* **WORK TO BE COMPLETED**
Which lines below hold the word "телефонов"? Report each one.

____ EXCERPTED DATA

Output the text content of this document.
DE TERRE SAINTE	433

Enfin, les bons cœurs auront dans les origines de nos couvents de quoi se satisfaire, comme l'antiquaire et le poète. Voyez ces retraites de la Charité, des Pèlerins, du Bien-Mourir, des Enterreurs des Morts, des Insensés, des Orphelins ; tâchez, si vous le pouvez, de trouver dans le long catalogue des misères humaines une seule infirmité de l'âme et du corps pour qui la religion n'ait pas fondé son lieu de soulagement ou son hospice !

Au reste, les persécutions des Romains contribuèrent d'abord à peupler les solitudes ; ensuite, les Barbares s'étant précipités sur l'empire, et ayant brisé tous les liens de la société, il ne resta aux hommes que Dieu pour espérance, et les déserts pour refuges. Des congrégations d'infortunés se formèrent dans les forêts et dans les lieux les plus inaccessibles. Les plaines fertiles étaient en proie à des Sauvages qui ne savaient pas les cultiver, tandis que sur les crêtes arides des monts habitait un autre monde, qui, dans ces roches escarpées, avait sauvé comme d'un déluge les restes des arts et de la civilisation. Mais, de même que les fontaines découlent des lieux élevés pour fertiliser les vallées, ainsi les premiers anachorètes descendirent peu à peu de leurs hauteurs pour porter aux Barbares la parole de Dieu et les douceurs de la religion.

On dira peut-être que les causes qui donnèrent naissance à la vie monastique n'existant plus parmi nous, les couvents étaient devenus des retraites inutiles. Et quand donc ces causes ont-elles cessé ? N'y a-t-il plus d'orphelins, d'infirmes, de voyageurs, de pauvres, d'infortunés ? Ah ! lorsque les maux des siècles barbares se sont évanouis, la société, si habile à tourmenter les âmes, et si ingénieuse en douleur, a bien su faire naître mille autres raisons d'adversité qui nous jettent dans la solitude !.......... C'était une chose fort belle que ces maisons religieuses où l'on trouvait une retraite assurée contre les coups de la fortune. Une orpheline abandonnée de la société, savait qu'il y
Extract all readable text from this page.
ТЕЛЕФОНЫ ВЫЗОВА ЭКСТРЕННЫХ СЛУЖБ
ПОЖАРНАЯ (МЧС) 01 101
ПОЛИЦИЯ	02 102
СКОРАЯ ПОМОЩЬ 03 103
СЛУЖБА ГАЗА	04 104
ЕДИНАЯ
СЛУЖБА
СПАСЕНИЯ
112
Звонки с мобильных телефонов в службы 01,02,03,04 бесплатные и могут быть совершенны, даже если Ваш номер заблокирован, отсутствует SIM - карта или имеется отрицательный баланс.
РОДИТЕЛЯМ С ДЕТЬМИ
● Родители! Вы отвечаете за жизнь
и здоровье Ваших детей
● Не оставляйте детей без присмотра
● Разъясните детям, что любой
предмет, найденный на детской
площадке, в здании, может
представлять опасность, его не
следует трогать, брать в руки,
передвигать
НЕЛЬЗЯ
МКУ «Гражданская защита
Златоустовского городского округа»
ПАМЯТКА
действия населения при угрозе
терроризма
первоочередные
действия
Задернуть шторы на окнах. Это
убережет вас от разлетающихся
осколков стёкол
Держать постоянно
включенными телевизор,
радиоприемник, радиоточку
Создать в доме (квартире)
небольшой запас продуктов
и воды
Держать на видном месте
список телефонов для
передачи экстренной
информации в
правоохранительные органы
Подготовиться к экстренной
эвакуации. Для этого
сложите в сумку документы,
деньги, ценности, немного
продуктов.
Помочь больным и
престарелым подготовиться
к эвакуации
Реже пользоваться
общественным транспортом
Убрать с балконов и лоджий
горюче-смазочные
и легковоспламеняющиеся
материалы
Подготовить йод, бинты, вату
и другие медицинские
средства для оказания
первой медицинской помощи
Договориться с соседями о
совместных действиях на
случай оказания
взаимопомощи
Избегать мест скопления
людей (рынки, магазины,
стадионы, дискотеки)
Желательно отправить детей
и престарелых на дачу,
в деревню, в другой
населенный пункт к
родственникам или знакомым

________

* **SOLUTION FOR THIS PROBLEM**
Звонки с мобильных телефонов в службы 01,02,03,04 бесплатные и могут быть совершенны, даже если Ваш номер заблокирован, отсутствует SIM - карта или имеется отрицательный баланс.
список телефонов для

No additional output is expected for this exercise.